REQUIRED WORK:
Lines containing the string "Salerno" are to be collected in full.

RECORDS SHOWN:
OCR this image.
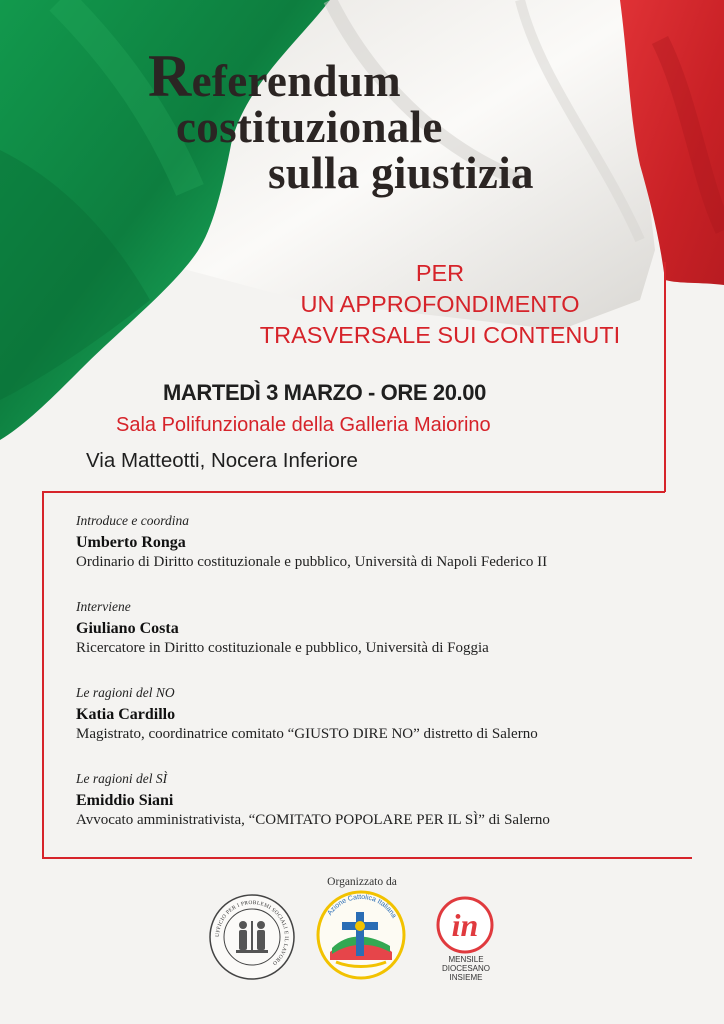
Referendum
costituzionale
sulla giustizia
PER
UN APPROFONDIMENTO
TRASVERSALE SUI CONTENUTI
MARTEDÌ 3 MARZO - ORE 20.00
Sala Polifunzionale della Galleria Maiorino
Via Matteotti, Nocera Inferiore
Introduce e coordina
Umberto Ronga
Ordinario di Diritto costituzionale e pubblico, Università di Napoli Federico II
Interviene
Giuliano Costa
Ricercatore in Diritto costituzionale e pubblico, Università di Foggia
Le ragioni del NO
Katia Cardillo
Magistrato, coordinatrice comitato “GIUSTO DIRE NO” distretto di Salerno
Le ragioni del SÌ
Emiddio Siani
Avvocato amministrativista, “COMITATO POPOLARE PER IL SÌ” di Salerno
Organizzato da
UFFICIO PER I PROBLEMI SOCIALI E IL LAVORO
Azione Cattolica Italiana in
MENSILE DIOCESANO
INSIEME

ANSWER TO THE TASK:
Magistrato, coordinatrice comitato “GIUSTO DIRE NO” distretto di Salerno
Avvocato amministrativista, “COMITATO POPOLARE PER IL SÌ” di Salerno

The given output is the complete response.